* [Task goal]: Copy every line that holds "Malgaches".

[Collection entries]

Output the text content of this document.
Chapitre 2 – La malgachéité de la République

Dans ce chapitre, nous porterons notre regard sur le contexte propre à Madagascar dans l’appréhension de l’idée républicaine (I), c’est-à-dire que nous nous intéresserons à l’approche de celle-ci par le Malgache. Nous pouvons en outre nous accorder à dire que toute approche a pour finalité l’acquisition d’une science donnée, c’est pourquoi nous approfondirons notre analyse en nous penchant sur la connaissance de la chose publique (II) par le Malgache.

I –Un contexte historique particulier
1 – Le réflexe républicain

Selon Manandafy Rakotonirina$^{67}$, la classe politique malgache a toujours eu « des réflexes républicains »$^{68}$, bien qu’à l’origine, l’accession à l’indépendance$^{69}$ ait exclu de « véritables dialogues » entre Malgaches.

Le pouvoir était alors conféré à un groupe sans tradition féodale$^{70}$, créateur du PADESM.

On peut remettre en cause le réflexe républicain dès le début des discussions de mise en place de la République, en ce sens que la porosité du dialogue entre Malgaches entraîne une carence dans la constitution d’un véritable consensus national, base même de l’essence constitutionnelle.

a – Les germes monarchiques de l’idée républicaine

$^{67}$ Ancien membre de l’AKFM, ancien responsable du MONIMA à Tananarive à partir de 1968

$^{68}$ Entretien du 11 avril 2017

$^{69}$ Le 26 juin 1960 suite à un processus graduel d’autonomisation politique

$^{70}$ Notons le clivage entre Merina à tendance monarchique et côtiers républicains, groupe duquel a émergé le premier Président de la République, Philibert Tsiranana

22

* [Reply to the task]:
Selon Manandafy Rakotonirina$^{67}$, la classe politique malgache a toujours eu « des réflexes républicains »$^{68}$, bien qu’à l’origine, l’accession à l’indépendance$^{69}$ ait exclu de « véritables dialogues » entre Malgaches.
On peut remettre en cause le réflexe républicain dès le début des discussions de mise en place de la République, en ce sens que la porosité du dialogue entre Malgaches entraîne une carence dans la constitution d’un véritable consensus national, base même de l’essence constitutionnelle.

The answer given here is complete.